AIM
Which lines below hold the word "Secretaría"? Report each one.
═════ EXCERPTED DATA ═════
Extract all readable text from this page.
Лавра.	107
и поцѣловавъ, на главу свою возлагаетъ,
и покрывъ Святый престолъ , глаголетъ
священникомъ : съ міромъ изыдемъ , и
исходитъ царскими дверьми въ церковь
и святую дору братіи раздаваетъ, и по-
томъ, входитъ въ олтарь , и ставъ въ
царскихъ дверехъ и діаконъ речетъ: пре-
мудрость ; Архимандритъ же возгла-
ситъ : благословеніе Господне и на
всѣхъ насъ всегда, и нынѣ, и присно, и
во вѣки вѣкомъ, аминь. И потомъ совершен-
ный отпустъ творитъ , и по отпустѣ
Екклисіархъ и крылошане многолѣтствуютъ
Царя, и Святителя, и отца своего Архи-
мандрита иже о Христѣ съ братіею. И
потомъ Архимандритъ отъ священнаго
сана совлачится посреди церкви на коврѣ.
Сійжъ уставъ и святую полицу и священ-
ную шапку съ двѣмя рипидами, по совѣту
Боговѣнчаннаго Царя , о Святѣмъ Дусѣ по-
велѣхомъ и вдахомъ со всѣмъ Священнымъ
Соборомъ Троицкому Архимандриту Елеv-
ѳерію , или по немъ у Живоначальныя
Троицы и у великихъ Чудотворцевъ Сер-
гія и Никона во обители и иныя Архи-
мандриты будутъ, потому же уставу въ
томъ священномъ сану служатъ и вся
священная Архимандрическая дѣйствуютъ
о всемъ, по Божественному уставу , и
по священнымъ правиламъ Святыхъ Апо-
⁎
═════
═════ EXCERPTED DATA ═════
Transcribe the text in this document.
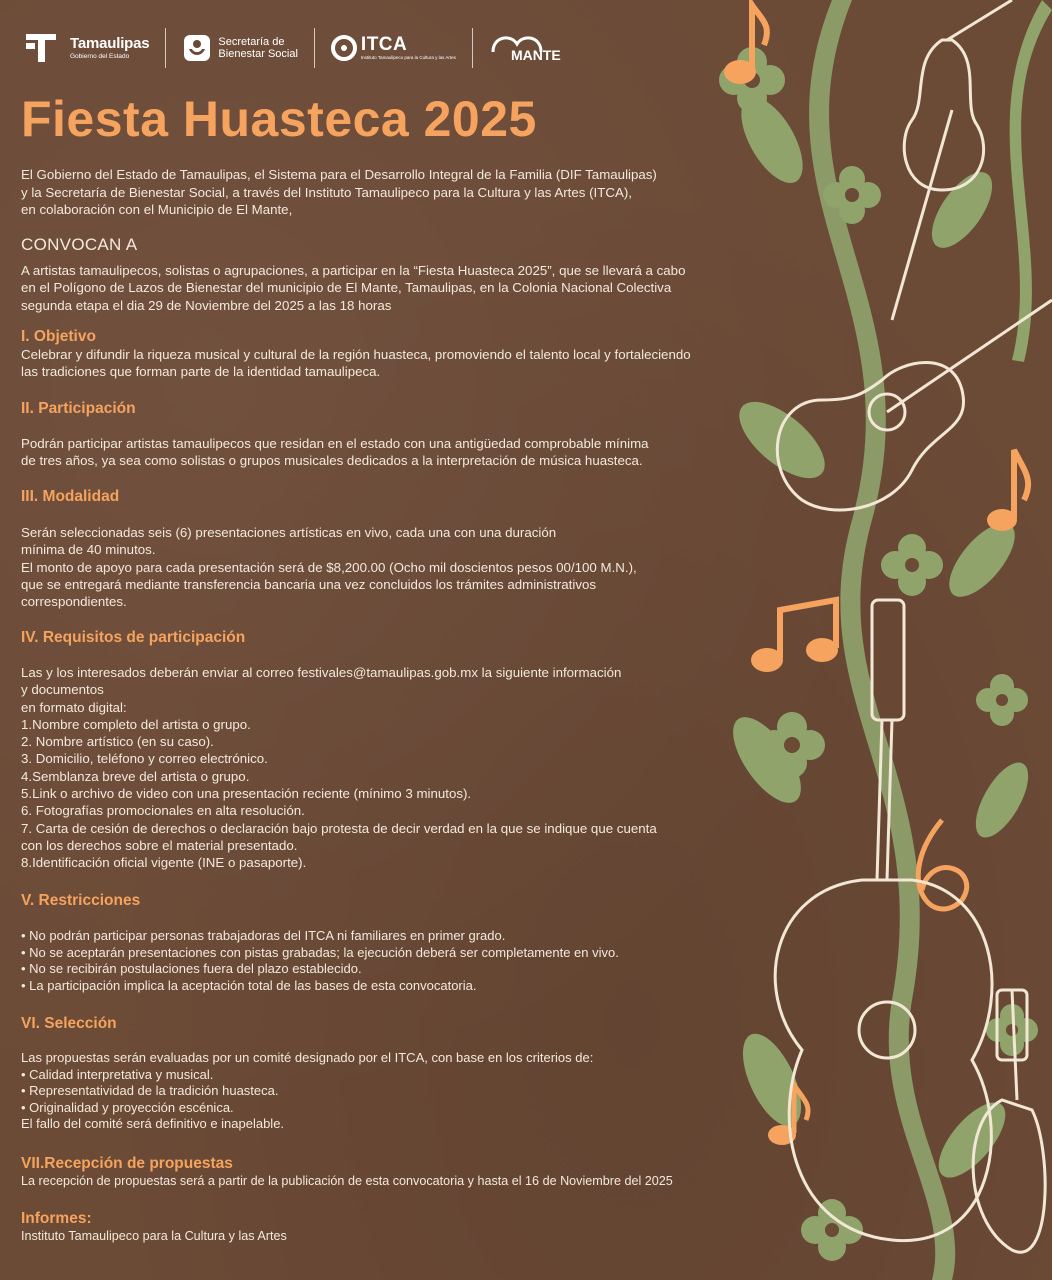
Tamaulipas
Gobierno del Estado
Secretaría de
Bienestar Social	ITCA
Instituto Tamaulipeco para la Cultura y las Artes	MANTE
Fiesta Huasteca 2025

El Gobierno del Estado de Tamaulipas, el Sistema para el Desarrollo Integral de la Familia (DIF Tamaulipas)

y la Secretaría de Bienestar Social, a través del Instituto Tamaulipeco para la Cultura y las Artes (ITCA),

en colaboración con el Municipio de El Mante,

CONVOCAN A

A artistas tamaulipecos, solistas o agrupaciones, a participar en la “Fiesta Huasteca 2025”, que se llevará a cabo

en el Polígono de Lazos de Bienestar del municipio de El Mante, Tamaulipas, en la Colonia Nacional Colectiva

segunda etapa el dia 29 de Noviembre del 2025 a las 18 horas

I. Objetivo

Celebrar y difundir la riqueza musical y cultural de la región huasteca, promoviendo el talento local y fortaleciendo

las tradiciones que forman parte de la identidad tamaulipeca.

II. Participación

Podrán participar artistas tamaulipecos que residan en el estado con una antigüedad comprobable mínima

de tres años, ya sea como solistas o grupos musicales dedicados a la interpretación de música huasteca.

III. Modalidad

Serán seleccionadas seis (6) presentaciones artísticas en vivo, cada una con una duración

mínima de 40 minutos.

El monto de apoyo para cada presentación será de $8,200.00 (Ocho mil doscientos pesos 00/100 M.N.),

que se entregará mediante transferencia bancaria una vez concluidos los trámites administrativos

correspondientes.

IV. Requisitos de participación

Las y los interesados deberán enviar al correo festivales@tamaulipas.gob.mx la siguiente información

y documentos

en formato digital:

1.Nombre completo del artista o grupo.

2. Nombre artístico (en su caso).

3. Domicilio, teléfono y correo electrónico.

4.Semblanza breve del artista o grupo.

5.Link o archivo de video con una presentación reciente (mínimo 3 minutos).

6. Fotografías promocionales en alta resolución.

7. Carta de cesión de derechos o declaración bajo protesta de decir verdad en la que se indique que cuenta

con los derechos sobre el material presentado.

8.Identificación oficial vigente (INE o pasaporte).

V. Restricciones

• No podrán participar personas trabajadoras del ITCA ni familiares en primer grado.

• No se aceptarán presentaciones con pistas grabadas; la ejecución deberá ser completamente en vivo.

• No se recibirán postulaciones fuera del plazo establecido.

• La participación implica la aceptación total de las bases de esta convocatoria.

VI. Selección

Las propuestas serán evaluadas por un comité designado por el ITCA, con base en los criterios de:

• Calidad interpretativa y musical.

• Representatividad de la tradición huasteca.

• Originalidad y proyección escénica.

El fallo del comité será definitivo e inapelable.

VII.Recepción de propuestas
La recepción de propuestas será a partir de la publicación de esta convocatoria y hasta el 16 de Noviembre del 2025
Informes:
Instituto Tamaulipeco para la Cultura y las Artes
═════
RESPONSE TO THE TASK
Secretaría de
y la Secretaría de Bienestar Social, a través del Instituto Tamaulipeco para la Cultura y las Artes (ITCA),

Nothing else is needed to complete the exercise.